Exercise task -> What follows is a set of entries. Repeat them exactly, but not their pictures.

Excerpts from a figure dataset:

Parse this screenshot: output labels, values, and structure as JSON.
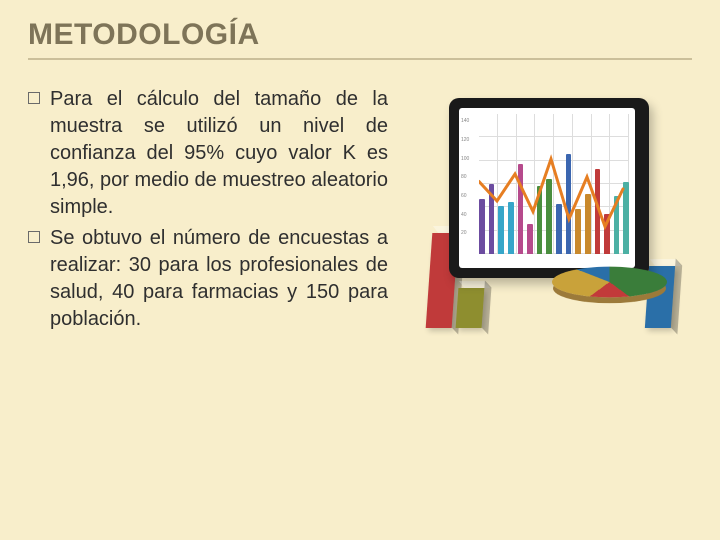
{
  "title": "METODOLOGÍA",
  "bullets": [
    "Para el cálculo del tamaño de la muestra se utilizó un nivel de confianza del 95% cuyo valor K es 1,96, por medio de muestreo aleatorio simple.",
    "Se obtuvo el número de encuestas a realizar: 30 para los profesionales de salud, 40 para farmacias y 150 para población."
  ],
  "colors": {
    "background": "#f8eecb",
    "title": "#7e7458",
    "rule": "#cbbf9a",
    "body_text": "#2f2f2f",
    "bullet_border": "#6a6a6a"
  },
  "chart_visual": {
    "tablet_chart": {
      "type": "bar+line",
      "bars": {
        "values": [
          55,
          70,
          48,
          52,
          90,
          30,
          68,
          75,
          50,
          100,
          45,
          60,
          85,
          40,
          58,
          72
        ],
        "colors": [
          "#6c4ca0",
          "#6c4ca0",
          "#36a6c9",
          "#36a6c9",
          "#b64a8c",
          "#b64a8c",
          "#4a8e3e",
          "#4a8e3e",
          "#3b66b0",
          "#3b66b0",
          "#c9892c",
          "#c9892c",
          "#c03a3a",
          "#c03a3a",
          "#4cb0a4",
          "#4cb0a4"
        ]
      },
      "line": {
        "points_pct": [
          [
            0,
            55
          ],
          [
            12,
            42
          ],
          [
            24,
            60
          ],
          [
            36,
            35
          ],
          [
            48,
            70
          ],
          [
            60,
            30
          ],
          [
            72,
            58
          ],
          [
            84,
            25
          ],
          [
            96,
            50
          ]
        ],
        "color": "#e67e22",
        "width": 2
      },
      "ylim": [
        0,
        140
      ],
      "yticks": [
        20,
        40,
        60,
        80,
        100,
        120,
        140
      ],
      "grid_color": "#dddddd",
      "background": "#ffffff"
    },
    "pie": {
      "type": "pie",
      "slices": [
        {
          "value": 40,
          "color": "#3a7d3a"
        },
        {
          "value": 20,
          "color": "#c23a3a"
        },
        {
          "value": 25,
          "color": "#c9a23a"
        },
        {
          "value": 15,
          "color": "#2a6fa8"
        }
      ]
    },
    "standalone_bars": {
      "type": "bar",
      "items": [
        {
          "h": 95,
          "x": 12,
          "color": "#c03a3a"
        },
        {
          "h": 62,
          "x": 230,
          "color": "#2a6fa8"
        },
        {
          "h": 40,
          "x": 40,
          "color": "#8e8e2f"
        }
      ],
      "baseline_y": 230
    }
  }
}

Result ->
Parse this screenshot: output labels, values, and structure as JSON.
{
  "title": "METODOLOGÍA",
  "bullets": [
    "Para el cálculo del tamaño de la muestra se utilizó un nivel de confianza del 95% cuyo valor K es 1,96, por medio de muestreo aleatorio simple.",
    "Se obtuvo el número de encuestas a realizar: 30 para los profesionales de salud, 40 para farmacias y 150 para población."
  ],
  "colors": {
    "background": "#f8eecb",
    "title": "#7e7458",
    "rule": "#cbbf9a",
    "body_text": "#2f2f2f",
    "bullet_border": "#6a6a6a"
  },
  "chart_visual": {
    "tablet_chart": {
      "type": "bar+line",
      "bars": {
        "values": [
          55,
          70,
          48,
          52,
          90,
          30,
          68,
          75,
          50,
          100,
          45,
          60,
          85,
          40,
          58,
          72
        ],
        "colors": [
          "#6c4ca0",
          "#6c4ca0",
          "#36a6c9",
          "#36a6c9",
          "#b64a8c",
          "#b64a8c",
          "#4a8e3e",
          "#4a8e3e",
          "#3b66b0",
          "#3b66b0",
          "#c9892c",
          "#c9892c",
          "#c03a3a",
          "#c03a3a",
          "#4cb0a4",
          "#4cb0a4"
        ]
      },
      "line": {
        "points_pct": [
          [
            0,
            55
          ],
          [
            12,
            42
          ],
          [
            24,
            60
          ],
          [
            36,
            35
          ],
          [
            48,
            70
          ],
          [
            60,
            30
          ],
          [
            72,
            58
          ],
          [
            84,
            25
          ],
          [
            96,
            50
          ]
        ],
        "color": "#e67e22",
        "width": 2
      },
      "ylim": [
        0,
        140
      ],
      "yticks": [
        20,
        40,
        60,
        80,
        100,
        120,
        140
      ],
      "grid_color": "#dddddd",
      "background": "#ffffff"
    },
    "pie": {
      "type": "pie",
      "slices": [
        {
          "value": 40,
          "color": "#3a7d3a"
        },
        {
          "value": 20,
          "color": "#c23a3a"
        },
        {
          "value": 25,
          "color": "#c9a23a"
        },
        {
          "value": 15,
          "color": "#2a6fa8"
        }
      ]
    },
    "standalone_bars": {
      "type": "bar",
      "items": [
        {
          "h": 95,
          "x": 12,
          "color": "#c03a3a"
        },
        {
          "h": 62,
          "x": 230,
          "color": "#2a6fa8"
        },
        {
          "h": 40,
          "x": 40,
          "color": "#8e8e2f"
        }
      ],
      "baseline_y": 230
    }
  }
}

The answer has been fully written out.